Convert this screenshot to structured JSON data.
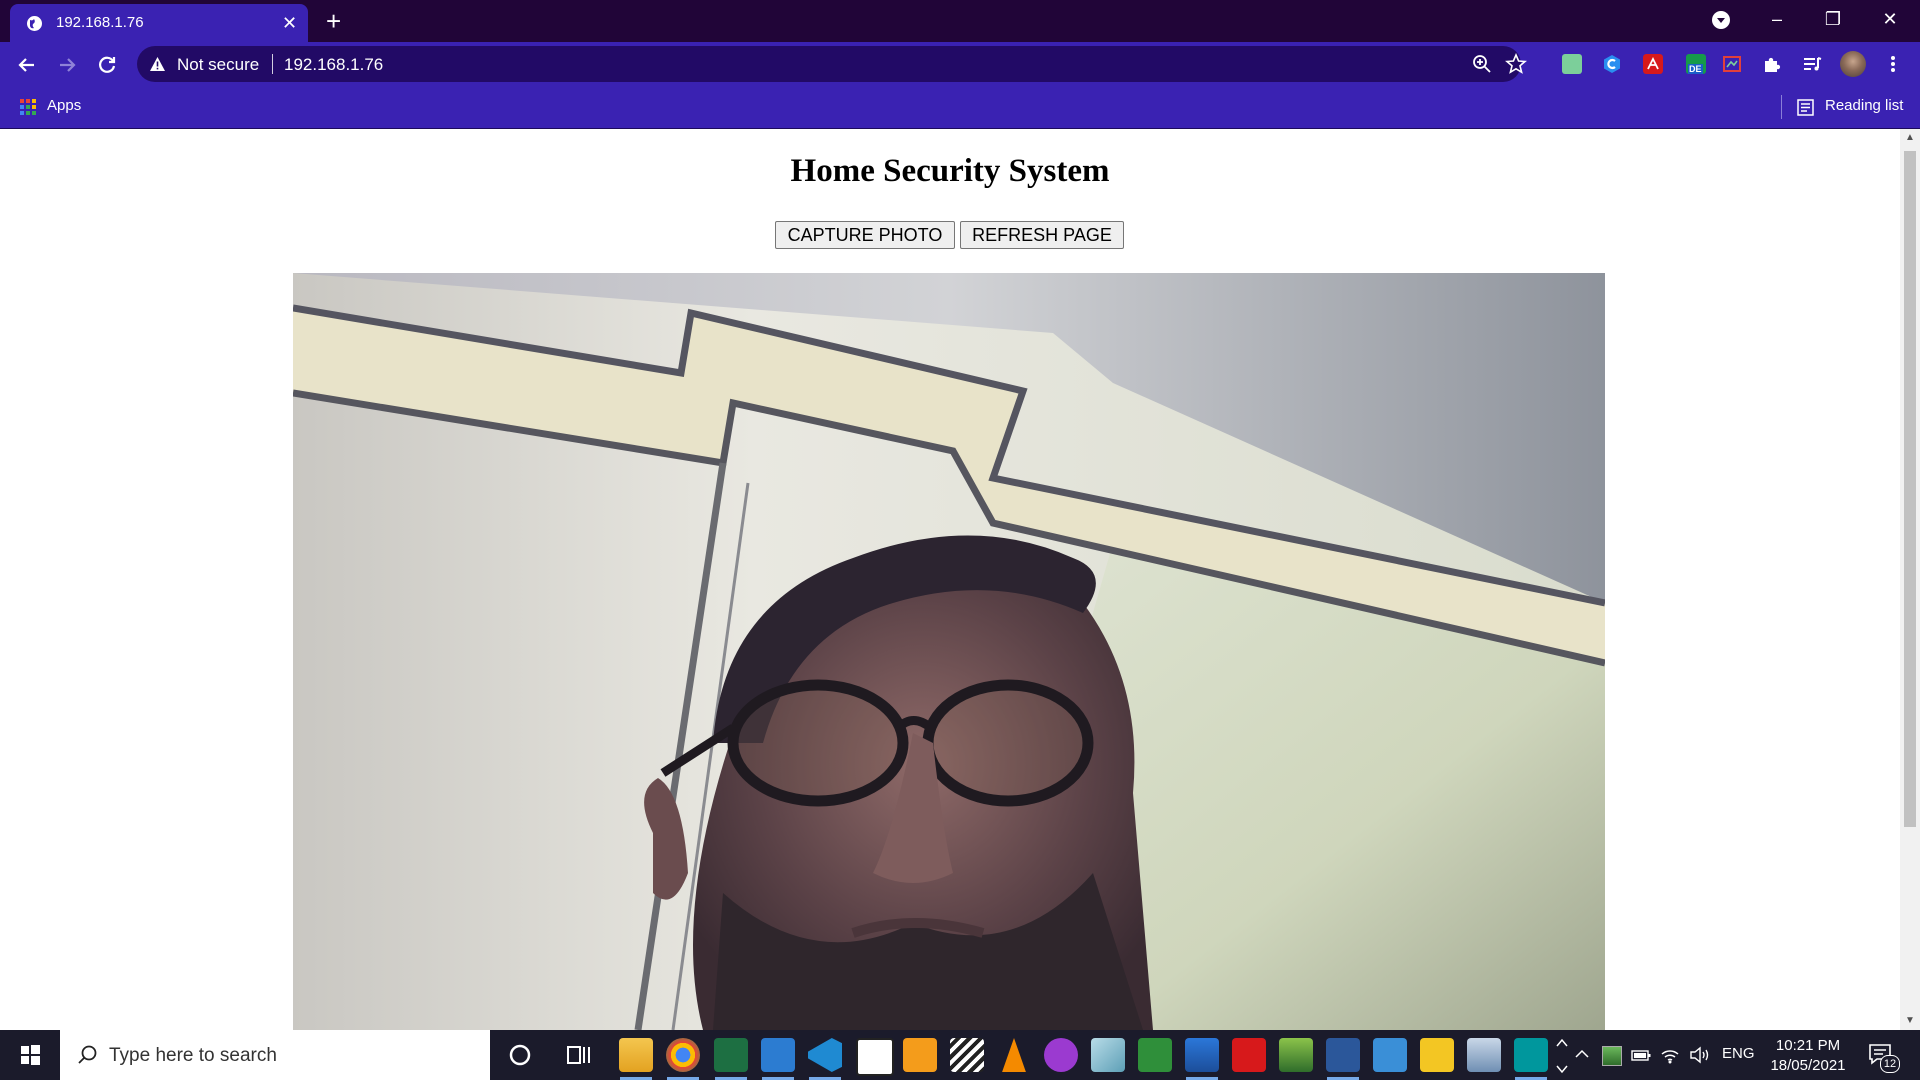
{
  "browser": {
    "tab_title": "192.168.1.76",
    "tab_close": "✕",
    "new_tab": "+",
    "security_label": "Not secure",
    "url": "192.168.1.76",
    "bookmarks": {
      "apps_label": "Apps",
      "reading_list_label": "Reading list"
    },
    "window_controls": {
      "minimize": "–",
      "restore": "❐",
      "close": "✕"
    },
    "extensions": [
      "mail-ext-icon",
      "c-ext-icon",
      "pdf-ext-icon",
      "de-ext-icon",
      "screen-ext-icon",
      "puzzle-icon",
      "media-icon",
      "profile-avatar"
    ],
    "de_badge": "DE",
    "colors": {
      "tabstrip": "#210538",
      "toolbar": "#3a22b2",
      "omnibox": "#220a66"
    }
  },
  "page": {
    "title": "Home Security System",
    "capture_button": "CAPTURE PHOTO",
    "refresh_button": "REFRESH PAGE",
    "camera_feed_icon": "camera-feed-image"
  },
  "taskbar": {
    "search_placeholder": "Type here to search",
    "apps": [
      "file-explorer-icon",
      "chrome-icon",
      "excel-icon",
      "mail-icon",
      "vscode-icon",
      "notion-icon",
      "sublime-icon",
      "clapper-icon",
      "vlc-icon",
      "podcast-icon",
      "tablet-icon",
      "vs-icon",
      "photos-icon",
      "acrobat-icon",
      "photo-editor-icon",
      "word-icon",
      "mx-icon",
      "typora-icon",
      "printer-icon",
      "arduino-icon"
    ],
    "language": "ENG",
    "time": "10:21 PM",
    "date": "18/05/2021",
    "notification_count": "12"
  }
}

——

EXERCISE DIRECTIONS >>
Copy the material above exactly and drop the pictures.

WRITTEN ANSWER >>
Convert this screenshot to structured JSON data.
{
  "browser": {
    "tab_title": "192.168.1.76",
    "tab_close": "✕",
    "new_tab": "+",
    "security_label": "Not secure",
    "url": "192.168.1.76",
    "bookmarks": {
      "apps_label": "Apps",
      "reading_list_label": "Reading list"
    },
    "window_controls": {
      "minimize": "–",
      "restore": "❐",
      "close": "✕"
    },
    "extensions": [
      "mail-ext-icon",
      "c-ext-icon",
      "pdf-ext-icon",
      "de-ext-icon",
      "screen-ext-icon",
      "puzzle-icon",
      "media-icon",
      "profile-avatar"
    ],
    "de_badge": "DE",
    "colors": {
      "tabstrip": "#210538",
      "toolbar": "#3a22b2",
      "omnibox": "#220a66"
    }
  },
  "page": {
    "title": "Home Security System",
    "capture_button": "CAPTURE PHOTO",
    "refresh_button": "REFRESH PAGE",
    "camera_feed_icon": "camera-feed-image"
  },
  "taskbar": {
    "search_placeholder": "Type here to search",
    "apps": [
      "file-explorer-icon",
      "chrome-icon",
      "excel-icon",
      "mail-icon",
      "vscode-icon",
      "notion-icon",
      "sublime-icon",
      "clapper-icon",
      "vlc-icon",
      "podcast-icon",
      "tablet-icon",
      "vs-icon",
      "photos-icon",
      "acrobat-icon",
      "photo-editor-icon",
      "word-icon",
      "mx-icon",
      "typora-icon",
      "printer-icon",
      "arduino-icon"
    ],
    "language": "ENG",
    "time": "10:21 PM",
    "date": "18/05/2021",
    "notification_count": "12"
  }
}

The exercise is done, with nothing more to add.